Exercise
Scan the lines below for the word "Piace". Copy each line you find it in.

Entries provided
▼

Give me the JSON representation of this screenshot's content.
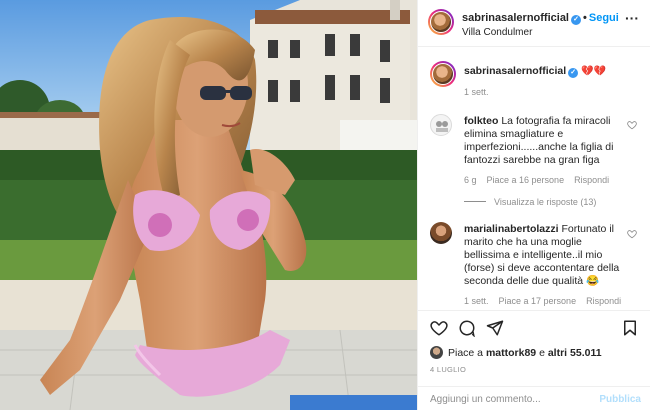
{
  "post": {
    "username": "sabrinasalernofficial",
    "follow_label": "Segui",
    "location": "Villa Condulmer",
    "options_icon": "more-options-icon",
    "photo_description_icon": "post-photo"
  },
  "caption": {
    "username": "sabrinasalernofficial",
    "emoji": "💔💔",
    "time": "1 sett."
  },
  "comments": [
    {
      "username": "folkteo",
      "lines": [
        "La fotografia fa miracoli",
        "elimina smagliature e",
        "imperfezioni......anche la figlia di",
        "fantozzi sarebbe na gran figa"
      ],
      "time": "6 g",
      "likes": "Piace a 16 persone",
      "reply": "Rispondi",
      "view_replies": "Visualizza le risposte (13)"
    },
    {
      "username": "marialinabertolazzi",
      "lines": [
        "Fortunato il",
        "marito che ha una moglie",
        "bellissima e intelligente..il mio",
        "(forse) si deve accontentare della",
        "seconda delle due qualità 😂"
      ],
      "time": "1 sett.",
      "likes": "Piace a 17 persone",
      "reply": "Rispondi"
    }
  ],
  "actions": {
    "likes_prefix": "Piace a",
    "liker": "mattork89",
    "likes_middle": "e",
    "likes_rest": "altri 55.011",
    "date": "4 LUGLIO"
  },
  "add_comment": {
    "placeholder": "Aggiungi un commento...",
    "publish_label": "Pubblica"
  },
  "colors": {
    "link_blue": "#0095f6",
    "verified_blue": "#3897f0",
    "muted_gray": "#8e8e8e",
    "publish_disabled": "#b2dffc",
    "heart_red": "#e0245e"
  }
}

▲

Completed task
      "likes": "Piace a 16 persone",
      "likes": "Piace a 17 persone",
    "likes_prefix": "Piace a",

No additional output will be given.